▶ **Task inputs**:
_ _ _ _ _

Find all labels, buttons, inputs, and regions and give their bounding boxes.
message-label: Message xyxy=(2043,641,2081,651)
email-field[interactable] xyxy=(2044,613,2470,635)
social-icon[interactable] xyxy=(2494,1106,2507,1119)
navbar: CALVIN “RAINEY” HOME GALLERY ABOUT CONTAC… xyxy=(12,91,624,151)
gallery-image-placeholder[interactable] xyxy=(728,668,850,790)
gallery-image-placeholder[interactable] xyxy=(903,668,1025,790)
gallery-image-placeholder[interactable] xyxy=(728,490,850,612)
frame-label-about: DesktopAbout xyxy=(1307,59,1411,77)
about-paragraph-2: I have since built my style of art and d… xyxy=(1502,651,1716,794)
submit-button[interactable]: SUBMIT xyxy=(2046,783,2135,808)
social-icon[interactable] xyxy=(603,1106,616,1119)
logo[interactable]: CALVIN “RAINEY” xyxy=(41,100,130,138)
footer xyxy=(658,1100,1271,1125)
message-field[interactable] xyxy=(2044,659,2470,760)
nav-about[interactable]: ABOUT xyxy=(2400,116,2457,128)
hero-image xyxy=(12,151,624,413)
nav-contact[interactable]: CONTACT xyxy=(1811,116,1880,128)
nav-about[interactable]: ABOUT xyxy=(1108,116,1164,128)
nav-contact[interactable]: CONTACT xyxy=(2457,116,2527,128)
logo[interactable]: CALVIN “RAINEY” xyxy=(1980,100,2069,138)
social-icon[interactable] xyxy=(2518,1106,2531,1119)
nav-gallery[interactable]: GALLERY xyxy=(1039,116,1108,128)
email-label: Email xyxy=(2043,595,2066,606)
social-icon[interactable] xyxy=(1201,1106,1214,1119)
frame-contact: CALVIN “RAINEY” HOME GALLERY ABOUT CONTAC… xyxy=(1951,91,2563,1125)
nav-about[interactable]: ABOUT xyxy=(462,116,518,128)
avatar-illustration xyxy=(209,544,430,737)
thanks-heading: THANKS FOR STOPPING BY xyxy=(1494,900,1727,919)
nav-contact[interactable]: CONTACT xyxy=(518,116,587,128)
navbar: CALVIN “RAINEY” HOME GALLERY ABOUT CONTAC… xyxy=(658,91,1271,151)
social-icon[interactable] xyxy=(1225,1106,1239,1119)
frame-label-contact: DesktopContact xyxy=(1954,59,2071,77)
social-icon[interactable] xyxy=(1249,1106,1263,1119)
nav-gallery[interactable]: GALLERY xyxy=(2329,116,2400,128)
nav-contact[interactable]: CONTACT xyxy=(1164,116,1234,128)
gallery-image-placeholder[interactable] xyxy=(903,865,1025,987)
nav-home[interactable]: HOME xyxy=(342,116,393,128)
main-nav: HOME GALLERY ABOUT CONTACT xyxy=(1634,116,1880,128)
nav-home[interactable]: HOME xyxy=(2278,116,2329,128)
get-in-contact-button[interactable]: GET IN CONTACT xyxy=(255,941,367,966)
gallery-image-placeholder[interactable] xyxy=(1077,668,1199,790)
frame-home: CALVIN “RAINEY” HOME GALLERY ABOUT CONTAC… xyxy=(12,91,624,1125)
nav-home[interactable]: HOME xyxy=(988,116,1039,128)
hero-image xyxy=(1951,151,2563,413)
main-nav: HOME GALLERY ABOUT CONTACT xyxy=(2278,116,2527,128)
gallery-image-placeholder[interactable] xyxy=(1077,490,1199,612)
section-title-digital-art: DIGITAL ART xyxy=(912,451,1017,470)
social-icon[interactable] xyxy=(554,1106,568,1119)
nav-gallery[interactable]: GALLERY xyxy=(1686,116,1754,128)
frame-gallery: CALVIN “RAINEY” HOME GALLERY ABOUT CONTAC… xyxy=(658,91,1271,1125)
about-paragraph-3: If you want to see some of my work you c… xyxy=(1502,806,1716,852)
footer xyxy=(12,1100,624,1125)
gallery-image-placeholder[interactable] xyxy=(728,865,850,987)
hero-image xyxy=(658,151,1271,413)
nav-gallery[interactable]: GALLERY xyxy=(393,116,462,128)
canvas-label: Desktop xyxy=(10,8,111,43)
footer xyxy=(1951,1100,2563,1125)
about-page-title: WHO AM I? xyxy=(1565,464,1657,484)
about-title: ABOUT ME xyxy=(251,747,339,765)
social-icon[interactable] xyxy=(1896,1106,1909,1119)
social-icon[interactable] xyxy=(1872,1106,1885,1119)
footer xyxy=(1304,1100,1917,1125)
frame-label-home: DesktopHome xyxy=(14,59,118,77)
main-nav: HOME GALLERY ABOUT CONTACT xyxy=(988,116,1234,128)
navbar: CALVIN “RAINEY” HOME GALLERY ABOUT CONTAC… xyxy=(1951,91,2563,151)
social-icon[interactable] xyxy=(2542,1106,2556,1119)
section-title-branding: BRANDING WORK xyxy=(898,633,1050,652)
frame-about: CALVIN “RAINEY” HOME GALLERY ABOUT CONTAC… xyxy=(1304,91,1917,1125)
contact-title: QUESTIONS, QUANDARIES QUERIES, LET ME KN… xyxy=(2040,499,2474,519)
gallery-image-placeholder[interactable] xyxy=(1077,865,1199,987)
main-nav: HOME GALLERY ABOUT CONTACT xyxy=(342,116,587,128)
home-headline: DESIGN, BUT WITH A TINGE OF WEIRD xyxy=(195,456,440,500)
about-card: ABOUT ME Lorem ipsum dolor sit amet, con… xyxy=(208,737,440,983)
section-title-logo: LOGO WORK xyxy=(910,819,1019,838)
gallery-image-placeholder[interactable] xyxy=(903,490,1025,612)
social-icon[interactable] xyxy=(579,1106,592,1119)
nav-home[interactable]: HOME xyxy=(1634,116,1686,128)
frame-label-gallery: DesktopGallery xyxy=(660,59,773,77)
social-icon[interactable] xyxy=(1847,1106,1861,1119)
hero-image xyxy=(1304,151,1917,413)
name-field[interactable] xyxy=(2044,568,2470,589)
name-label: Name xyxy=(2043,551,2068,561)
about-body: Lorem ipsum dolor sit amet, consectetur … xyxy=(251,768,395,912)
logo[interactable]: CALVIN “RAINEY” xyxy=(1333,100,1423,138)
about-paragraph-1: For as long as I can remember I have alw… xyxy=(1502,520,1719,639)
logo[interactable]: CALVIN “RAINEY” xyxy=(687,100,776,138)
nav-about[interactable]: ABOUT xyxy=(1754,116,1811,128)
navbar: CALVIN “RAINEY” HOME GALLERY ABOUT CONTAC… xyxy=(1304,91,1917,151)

_ _ _ _ _

▶ **Problem requirements**:
Please copy every line of the records above, leaving each one unchanged.

▶ **Task result**:
Find all labels, buttons, inputs, and regions and give their bounding boxes.
message-label: Message xyxy=(2043,641,2081,651)
email-field[interactable] xyxy=(2044,613,2470,635)
social-icon[interactable] xyxy=(2494,1106,2507,1119)
navbar: CALVIN “RAINEY” HOME GALLERY ABOUT CONTAC… xyxy=(12,91,624,151)
gallery-image-placeholder[interactable] xyxy=(728,668,850,790)
gallery-image-placeholder[interactable] xyxy=(903,668,1025,790)
gallery-image-placeholder[interactable] xyxy=(728,490,850,612)
frame-label-about: DesktopAbout xyxy=(1307,59,1411,77)
about-paragraph-2: I have since built my style of art and d… xyxy=(1502,651,1716,794)
submit-button[interactable]: SUBMIT xyxy=(2046,783,2135,808)
social-icon[interactable] xyxy=(603,1106,616,1119)
logo[interactable]: CALVIN “RAINEY” xyxy=(41,100,130,138)
footer xyxy=(658,1100,1271,1125)
message-field[interactable] xyxy=(2044,659,2470,760)
nav-about[interactable]: ABOUT xyxy=(2400,116,2457,128)
hero-image xyxy=(12,151,624,413)
nav-contact[interactable]: CONTACT xyxy=(1811,116,1880,128)
nav-about[interactable]: ABOUT xyxy=(1108,116,1164,128)
nav-contact[interactable]: CONTACT xyxy=(2457,116,2527,128)
logo[interactable]: CALVIN “RAINEY” xyxy=(1980,100,2069,138)
social-icon[interactable] xyxy=(2518,1106,2531,1119)
nav-gallery[interactable]: GALLERY xyxy=(1039,116,1108,128)
email-label: Email xyxy=(2043,595,2066,606)
social-icon[interactable] xyxy=(1201,1106,1214,1119)
frame-contact: CALVIN “RAINEY” HOME GALLERY ABOUT CONTAC… xyxy=(1951,91,2563,1125)
nav-about[interactable]: ABOUT xyxy=(462,116,518,128)
avatar-illustration xyxy=(209,544,430,737)
thanks-heading: THANKS FOR STOPPING BY xyxy=(1494,900,1727,919)
nav-contact[interactable]: CONTACT xyxy=(518,116,587,128)
navbar: CALVIN “RAINEY” HOME GALLERY ABOUT CONTAC… xyxy=(658,91,1271,151)
social-icon[interactable] xyxy=(1225,1106,1239,1119)
frame-label-contact: DesktopContact xyxy=(1954,59,2071,77)
social-icon[interactable] xyxy=(1249,1106,1263,1119)
nav-gallery[interactable]: GALLERY xyxy=(2329,116,2400,128)
nav-contact[interactable]: CONTACT xyxy=(1164,116,1234,128)
gallery-image-placeholder[interactable] xyxy=(903,865,1025,987)
nav-home[interactable]: HOME xyxy=(342,116,393,128)
main-nav: HOME GALLERY ABOUT CONTACT xyxy=(1634,116,1880,128)
nav-home[interactable]: HOME xyxy=(2278,116,2329,128)
get-in-contact-button[interactable]: GET IN CONTACT xyxy=(255,941,367,966)
gallery-image-placeholder[interactable] xyxy=(1077,668,1199,790)
frame-home: CALVIN “RAINEY” HOME GALLERY ABOUT CONTAC… xyxy=(12,91,624,1125)
nav-home[interactable]: HOME xyxy=(988,116,1039,128)
hero-image xyxy=(1951,151,2563,413)
main-nav: HOME GALLERY ABOUT CONTACT xyxy=(2278,116,2527,128)
gallery-image-placeholder[interactable] xyxy=(1077,490,1199,612)
section-title-digital-art: DIGITAL ART xyxy=(912,451,1017,470)
social-icon[interactable] xyxy=(554,1106,568,1119)
nav-gallery[interactable]: GALLERY xyxy=(1686,116,1754,128)
frame-gallery: CALVIN “RAINEY” HOME GALLERY ABOUT CONTAC… xyxy=(658,91,1271,1125)
about-paragraph-3: If you want to see some of my work you c… xyxy=(1502,806,1716,852)
footer xyxy=(12,1100,624,1125)
gallery-image-placeholder[interactable] xyxy=(728,865,850,987)
hero-image xyxy=(658,151,1271,413)
nav-gallery[interactable]: GALLERY xyxy=(393,116,462,128)
canvas-label: Desktop xyxy=(10,8,111,43)
footer xyxy=(1951,1100,2563,1125)
about-page-title: WHO AM I? xyxy=(1565,464,1657,484)
about-title: ABOUT ME xyxy=(251,747,339,765)
social-icon[interactable] xyxy=(1896,1106,1909,1119)
social-icon[interactable] xyxy=(1872,1106,1885,1119)
footer xyxy=(1304,1100,1917,1125)
frame-label-home: DesktopHome xyxy=(14,59,118,77)
main-nav: HOME GALLERY ABOUT CONTACT xyxy=(988,116,1234,128)
navbar: CALVIN “RAINEY” HOME GALLERY ABOUT CONTAC… xyxy=(1951,91,2563,151)
social-icon[interactable] xyxy=(2542,1106,2556,1119)
section-title-branding: BRANDING WORK xyxy=(898,633,1050,652)
frame-about: CALVIN “RAINEY” HOME GALLERY ABOUT CONTAC… xyxy=(1304,91,1917,1125)
contact-title: QUESTIONS, QUANDARIES QUERIES, LET ME KN… xyxy=(2040,499,2474,519)
gallery-image-placeholder[interactable] xyxy=(1077,865,1199,987)
main-nav: HOME GALLERY ABOUT CONTACT xyxy=(342,116,587,128)
home-headline: DESIGN, BUT WITH A TINGE OF WEIRD xyxy=(195,456,440,500)
about-card: ABOUT ME Lorem ipsum dolor sit amet, con… xyxy=(208,737,440,983)
section-title-logo: LOGO WORK xyxy=(910,819,1019,838)
gallery-image-placeholder[interactable] xyxy=(903,490,1025,612)
social-icon[interactable] xyxy=(579,1106,592,1119)
nav-home[interactable]: HOME xyxy=(1634,116,1686,128)
frame-label-gallery: DesktopGallery xyxy=(660,59,773,77)
social-icon[interactable] xyxy=(1847,1106,1861,1119)
hero-image xyxy=(1304,151,1917,413)
name-field[interactable] xyxy=(2044,568,2470,589)
name-label: Name xyxy=(2043,551,2068,561)
about-body: Lorem ipsum dolor sit amet, consectetur … xyxy=(251,768,395,912)
logo[interactable]: CALVIN “RAINEY” xyxy=(1333,100,1423,138)
about-paragraph-1: For as long as I can remember I have alw… xyxy=(1502,520,1719,639)
logo[interactable]: CALVIN “RAINEY” xyxy=(687,100,776,138)
nav-about[interactable]: ABOUT xyxy=(1754,116,1811,128)
navbar: CALVIN “RAINEY” HOME GALLERY ABOUT CONTAC… xyxy=(1304,91,1917,151)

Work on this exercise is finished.